TASK BRIEF
What follows is a listing to be transcribed exactly.

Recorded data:
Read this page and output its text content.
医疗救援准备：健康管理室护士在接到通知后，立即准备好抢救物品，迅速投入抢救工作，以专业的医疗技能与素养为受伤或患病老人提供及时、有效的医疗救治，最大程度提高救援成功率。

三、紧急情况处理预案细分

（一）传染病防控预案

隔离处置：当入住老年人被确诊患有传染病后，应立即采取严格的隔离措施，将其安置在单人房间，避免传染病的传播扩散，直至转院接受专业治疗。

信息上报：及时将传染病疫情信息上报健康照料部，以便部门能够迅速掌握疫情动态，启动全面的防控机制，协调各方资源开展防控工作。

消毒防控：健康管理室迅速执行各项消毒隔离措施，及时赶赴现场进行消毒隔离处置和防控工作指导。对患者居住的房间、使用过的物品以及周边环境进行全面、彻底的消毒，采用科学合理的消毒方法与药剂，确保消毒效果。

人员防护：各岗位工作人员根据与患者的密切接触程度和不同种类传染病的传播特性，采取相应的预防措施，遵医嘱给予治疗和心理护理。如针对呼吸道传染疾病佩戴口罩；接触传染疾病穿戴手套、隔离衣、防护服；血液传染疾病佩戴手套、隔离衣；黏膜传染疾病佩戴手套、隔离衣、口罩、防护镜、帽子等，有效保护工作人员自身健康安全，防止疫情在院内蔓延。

TASK RESPONSE
Read this page and output its text content.
医疗救援准备：健康管理室护士在接到通知后，立即准备好抢救物品，迅速投入抢救工作，以专业的医疗技能与素养为受伤或患病老人提供及时、有效的医疗救治，最大程度提高救援成功率。

三、紧急情况处理预案细分

（一）传染病防控预案

隔离处置：当入住老年人被确诊患有传染病后，应立即采取严格的隔离措施，将其安置在单人房间，避免传染病的传播扩散，直至转院接受专业治疗。

信息上报：及时将传染病疫情信息上报健康照料部，以便部门能够迅速掌握疫情动态，启动全面的防控机制，协调各方资源开展防控工作。

消毒防控：健康管理室迅速执行各项消毒隔离措施，及时赶赴现场进行消毒隔离处置和防控工作指导。对患者居住的房间、使用过的物品以及周边环境进行全面、彻底的消毒，采用科学合理的消毒方法与药剂，确保消毒效果。

人员防护：各岗位工作人员根据与患者的密切接触程度和不同种类传染病的传播特性，采取相应的预防措施，遵医嘱给予治疗和心理护理。如针对呼吸道传染疾病佩戴口罩；接触传染疾病穿戴手套、隔离衣、防护服；血液传染疾病佩戴手套、隔离衣；黏膜传染疾病佩戴手套、隔离衣、口罩、防护镜、帽子等，有效保护工作人员自身健康安全，防止疫情在院内蔓延。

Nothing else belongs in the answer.